— start —
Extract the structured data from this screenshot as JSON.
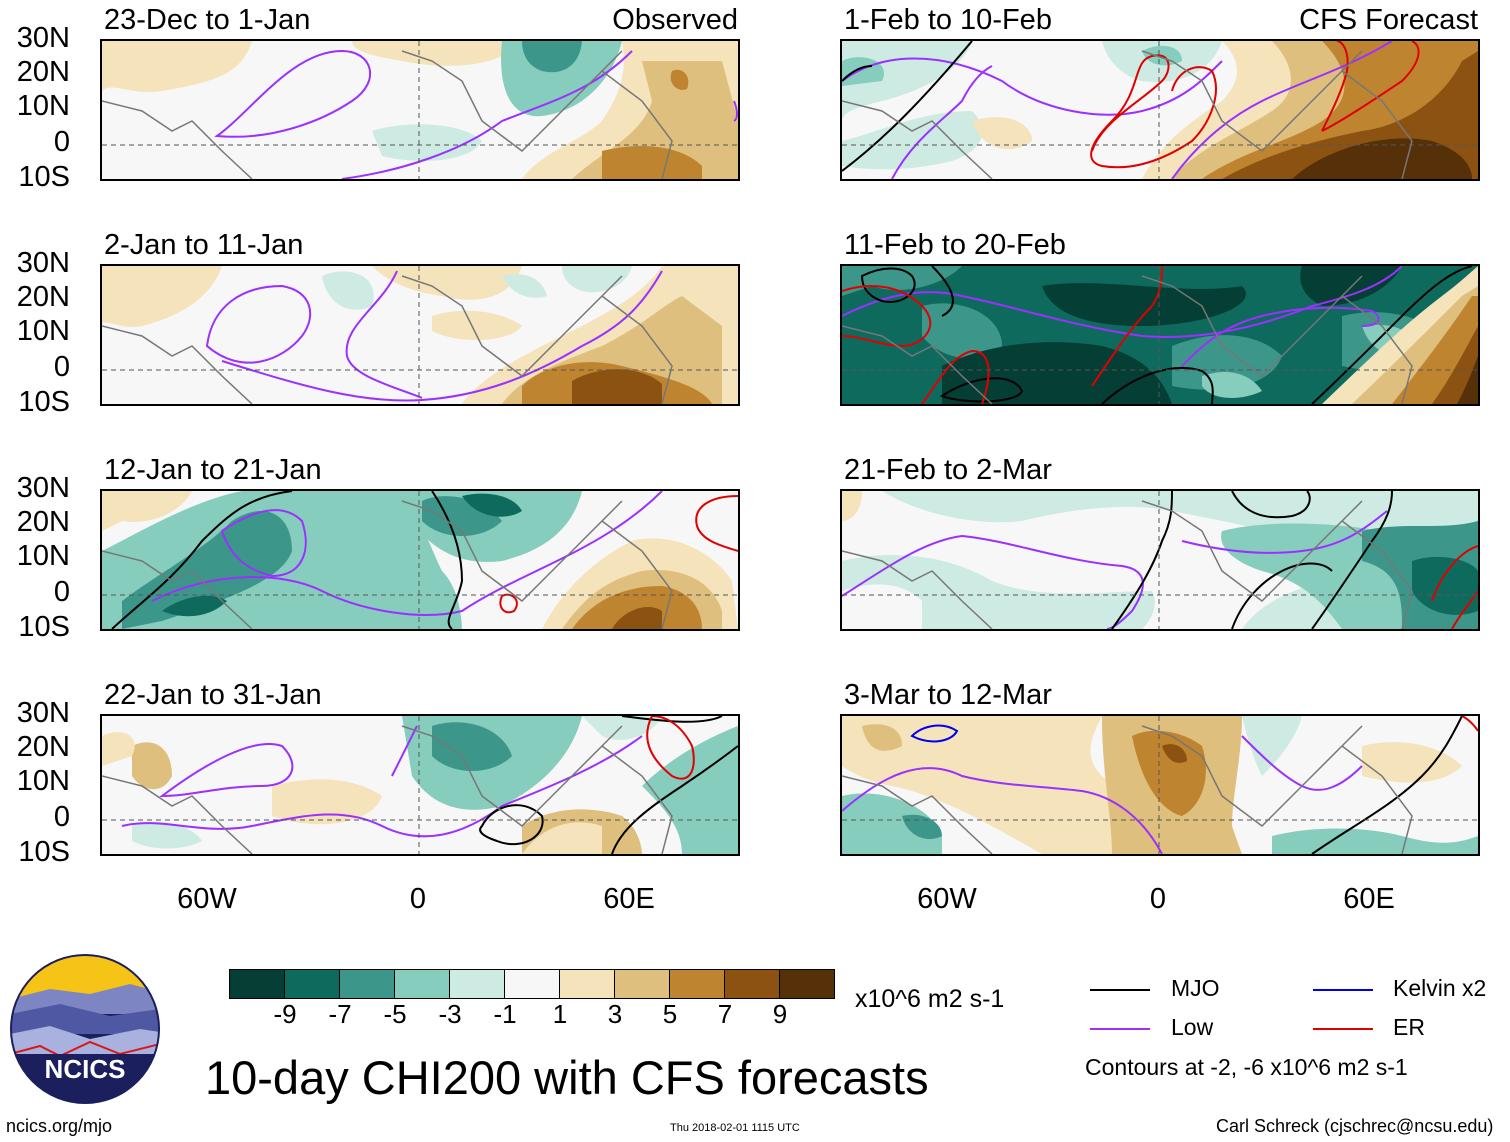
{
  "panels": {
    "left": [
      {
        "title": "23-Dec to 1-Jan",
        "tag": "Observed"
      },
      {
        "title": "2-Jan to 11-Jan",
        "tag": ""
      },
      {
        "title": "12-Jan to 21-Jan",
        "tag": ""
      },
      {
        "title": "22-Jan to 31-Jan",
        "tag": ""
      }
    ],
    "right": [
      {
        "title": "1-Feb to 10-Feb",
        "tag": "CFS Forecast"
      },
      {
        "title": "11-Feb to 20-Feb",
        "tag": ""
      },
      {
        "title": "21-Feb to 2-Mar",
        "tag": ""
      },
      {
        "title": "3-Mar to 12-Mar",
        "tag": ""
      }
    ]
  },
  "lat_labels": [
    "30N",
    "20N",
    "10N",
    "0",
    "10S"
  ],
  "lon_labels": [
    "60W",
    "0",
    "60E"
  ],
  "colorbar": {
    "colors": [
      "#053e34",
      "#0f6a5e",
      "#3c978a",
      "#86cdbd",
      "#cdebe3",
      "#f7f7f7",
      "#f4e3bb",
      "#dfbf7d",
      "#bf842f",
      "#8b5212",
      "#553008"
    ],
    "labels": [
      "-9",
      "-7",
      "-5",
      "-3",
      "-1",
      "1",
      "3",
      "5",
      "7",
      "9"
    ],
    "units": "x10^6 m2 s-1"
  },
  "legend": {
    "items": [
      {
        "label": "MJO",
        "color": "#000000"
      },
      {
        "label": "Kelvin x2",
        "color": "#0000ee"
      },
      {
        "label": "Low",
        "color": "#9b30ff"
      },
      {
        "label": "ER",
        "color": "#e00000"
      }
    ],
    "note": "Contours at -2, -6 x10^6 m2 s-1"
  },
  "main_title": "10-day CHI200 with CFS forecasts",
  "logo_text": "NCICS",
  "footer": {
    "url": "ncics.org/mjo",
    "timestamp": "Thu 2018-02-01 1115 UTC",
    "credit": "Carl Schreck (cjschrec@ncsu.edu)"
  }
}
— end —
Task to carry out: Go through the material above and print all of it exactly, except the pictures.

Output:
Extract the structured data from this screenshot as JSON.
{
  "panels": {
    "left": [
      {
        "title": "23-Dec to 1-Jan",
        "tag": "Observed"
      },
      {
        "title": "2-Jan to 11-Jan",
        "tag": ""
      },
      {
        "title": "12-Jan to 21-Jan",
        "tag": ""
      },
      {
        "title": "22-Jan to 31-Jan",
        "tag": ""
      }
    ],
    "right": [
      {
        "title": "1-Feb to 10-Feb",
        "tag": "CFS Forecast"
      },
      {
        "title": "11-Feb to 20-Feb",
        "tag": ""
      },
      {
        "title": "21-Feb to 2-Mar",
        "tag": ""
      },
      {
        "title": "3-Mar to 12-Mar",
        "tag": ""
      }
    ]
  },
  "lat_labels": [
    "30N",
    "20N",
    "10N",
    "0",
    "10S"
  ],
  "lon_labels": [
    "60W",
    "0",
    "60E"
  ],
  "colorbar": {
    "colors": [
      "#053e34",
      "#0f6a5e",
      "#3c978a",
      "#86cdbd",
      "#cdebe3",
      "#f7f7f7",
      "#f4e3bb",
      "#dfbf7d",
      "#bf842f",
      "#8b5212",
      "#553008"
    ],
    "labels": [
      "-9",
      "-7",
      "-5",
      "-3",
      "-1",
      "1",
      "3",
      "5",
      "7",
      "9"
    ],
    "units": "x10^6 m2 s-1"
  },
  "legend": {
    "items": [
      {
        "label": "MJO",
        "color": "#000000"
      },
      {
        "label": "Kelvin x2",
        "color": "#0000ee"
      },
      {
        "label": "Low",
        "color": "#9b30ff"
      },
      {
        "label": "ER",
        "color": "#e00000"
      }
    ],
    "note": "Contours at -2, -6 x10^6 m2 s-1"
  },
  "main_title": "10-day CHI200 with CFS forecasts",
  "logo_text": "NCICS",
  "footer": {
    "url": "ncics.org/mjo",
    "timestamp": "Thu 2018-02-01 1115 UTC",
    "credit": "Carl Schreck (cjschrec@ncsu.edu)"
  }
}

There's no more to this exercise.